Repeat each entry as written and leave the images out of the copy.

- _Stored items from a collection_
····················

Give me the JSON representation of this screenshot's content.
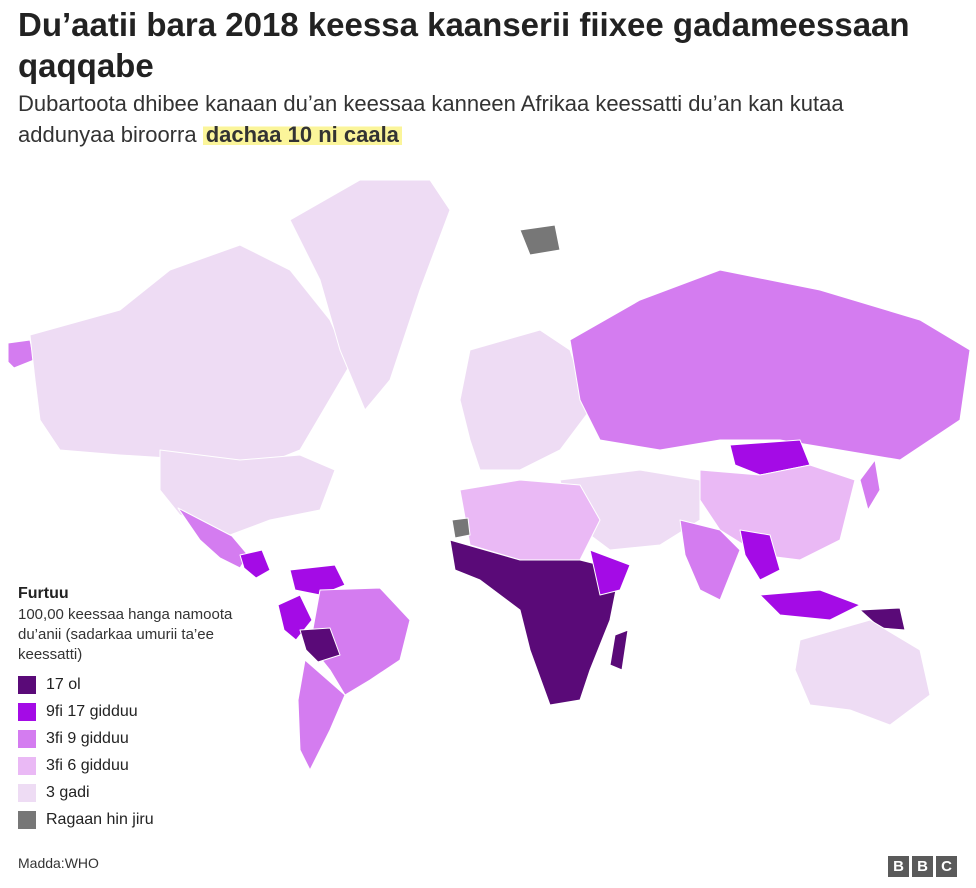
{
  "title": "Du’aatii bara 2018 keessa kaanserii fiixee gadameessaan qaqqabe",
  "subtitle_part1": "Dubartoota dhibee kanaan du’an keessaa kanneen Afrikaa keessatti du’an kan kutaa addunyaa biroorra ",
  "subtitle_highlight": "dachaa 10 ni caala",
  "legend": {
    "title": "Furtuu",
    "description": "100,00 keessaa hanga namoota du’anii (sadarkaa umurii ta’ee keessatti)",
    "items": [
      {
        "label": "17 ol",
        "color": "#5a0a78"
      },
      {
        "label": "9fi 17 gidduu",
        "color": "#a40be6"
      },
      {
        "label": "3fi 9 gidduu",
        "color": "#d47cf0"
      },
      {
        "label": "3fi 6 gidduu",
        "color": "#eab9f5"
      },
      {
        "label": "3 gadi",
        "color": "#eedcf4"
      },
      {
        "label": "Ragaan hin jiru",
        "color": "#777777"
      }
    ]
  },
  "source": "Madda:WHO",
  "logo": [
    "B",
    "B",
    "C"
  ]
}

····················

- _Result_
Give me the JSON representation of this screenshot's content.
{
  "title": "Du’aatii bara 2018 keessa kaanserii fiixee gadameessaan qaqqabe",
  "subtitle_part1": "Dubartoota dhibee kanaan du’an keessaa kanneen Afrikaa keessatti du’an kan kutaa addunyaa biroorra ",
  "subtitle_highlight": "dachaa 10 ni caala",
  "legend": {
    "title": "Furtuu",
    "description": "100,00 keessaa hanga namoota du’anii (sadarkaa umurii ta’ee keessatti)",
    "items": [
      {
        "label": "17 ol",
        "color": "#5a0a78"
      },
      {
        "label": "9fi 17 gidduu",
        "color": "#a40be6"
      },
      {
        "label": "3fi 9 gidduu",
        "color": "#d47cf0"
      },
      {
        "label": "3fi 6 gidduu",
        "color": "#eab9f5"
      },
      {
        "label": "3 gadi",
        "color": "#eedcf4"
      },
      {
        "label": "Ragaan hin jiru",
        "color": "#777777"
      }
    ]
  },
  "source": "Madda:WHO",
  "logo": [
    "B",
    "B",
    "C"
  ]
}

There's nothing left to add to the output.